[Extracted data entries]
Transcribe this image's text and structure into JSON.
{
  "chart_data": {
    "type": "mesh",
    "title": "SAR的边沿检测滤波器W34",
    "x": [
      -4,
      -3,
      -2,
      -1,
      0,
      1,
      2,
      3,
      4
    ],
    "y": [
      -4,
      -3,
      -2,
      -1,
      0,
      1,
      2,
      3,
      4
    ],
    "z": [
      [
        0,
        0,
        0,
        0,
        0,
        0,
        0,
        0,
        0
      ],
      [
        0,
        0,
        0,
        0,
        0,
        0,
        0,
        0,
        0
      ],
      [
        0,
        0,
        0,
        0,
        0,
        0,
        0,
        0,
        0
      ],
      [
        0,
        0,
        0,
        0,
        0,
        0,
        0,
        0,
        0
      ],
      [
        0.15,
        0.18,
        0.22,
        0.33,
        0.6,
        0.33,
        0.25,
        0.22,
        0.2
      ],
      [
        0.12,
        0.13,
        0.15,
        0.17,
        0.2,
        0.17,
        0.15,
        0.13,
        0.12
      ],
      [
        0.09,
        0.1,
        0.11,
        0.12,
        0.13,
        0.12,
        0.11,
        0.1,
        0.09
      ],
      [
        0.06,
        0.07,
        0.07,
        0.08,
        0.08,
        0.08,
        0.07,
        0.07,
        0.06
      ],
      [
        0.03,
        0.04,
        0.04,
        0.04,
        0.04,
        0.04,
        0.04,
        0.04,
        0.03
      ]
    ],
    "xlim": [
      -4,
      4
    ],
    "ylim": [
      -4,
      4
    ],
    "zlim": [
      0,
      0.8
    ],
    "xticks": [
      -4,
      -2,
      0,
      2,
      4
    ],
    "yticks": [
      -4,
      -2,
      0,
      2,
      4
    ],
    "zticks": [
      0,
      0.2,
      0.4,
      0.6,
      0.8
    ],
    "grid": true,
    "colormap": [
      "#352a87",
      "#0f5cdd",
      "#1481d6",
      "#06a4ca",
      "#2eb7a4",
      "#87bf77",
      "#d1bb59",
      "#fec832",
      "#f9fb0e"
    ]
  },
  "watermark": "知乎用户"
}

Instruction. Repeat each record exactly, leaving nothing out.

Response.
Transcribe this image's text and structure into JSON.
{
  "chart_data": {
    "type": "mesh",
    "title": "SAR的边沿检测滤波器W34",
    "x": [
      -4,
      -3,
      -2,
      -1,
      0,
      1,
      2,
      3,
      4
    ],
    "y": [
      -4,
      -3,
      -2,
      -1,
      0,
      1,
      2,
      3,
      4
    ],
    "z": [
      [
        0,
        0,
        0,
        0,
        0,
        0,
        0,
        0,
        0
      ],
      [
        0,
        0,
        0,
        0,
        0,
        0,
        0,
        0,
        0
      ],
      [
        0,
        0,
        0,
        0,
        0,
        0,
        0,
        0,
        0
      ],
      [
        0,
        0,
        0,
        0,
        0,
        0,
        0,
        0,
        0
      ],
      [
        0.15,
        0.18,
        0.22,
        0.33,
        0.6,
        0.33,
        0.25,
        0.22,
        0.2
      ],
      [
        0.12,
        0.13,
        0.15,
        0.17,
        0.2,
        0.17,
        0.15,
        0.13,
        0.12
      ],
      [
        0.09,
        0.1,
        0.11,
        0.12,
        0.13,
        0.12,
        0.11,
        0.1,
        0.09
      ],
      [
        0.06,
        0.07,
        0.07,
        0.08,
        0.08,
        0.08,
        0.07,
        0.07,
        0.06
      ],
      [
        0.03,
        0.04,
        0.04,
        0.04,
        0.04,
        0.04,
        0.04,
        0.04,
        0.03
      ]
    ],
    "xlim": [
      -4,
      4
    ],
    "ylim": [
      -4,
      4
    ],
    "zlim": [
      0,
      0.8
    ],
    "xticks": [
      -4,
      -2,
      0,
      2,
      4
    ],
    "yticks": [
      -4,
      -2,
      0,
      2,
      4
    ],
    "zticks": [
      0,
      0.2,
      0.4,
      0.6,
      0.8
    ],
    "grid": true,
    "colormap": [
      "#352a87",
      "#0f5cdd",
      "#1481d6",
      "#06a4ca",
      "#2eb7a4",
      "#87bf77",
      "#d1bb59",
      "#fec832",
      "#f9fb0e"
    ]
  },
  "watermark": "知乎用户"
}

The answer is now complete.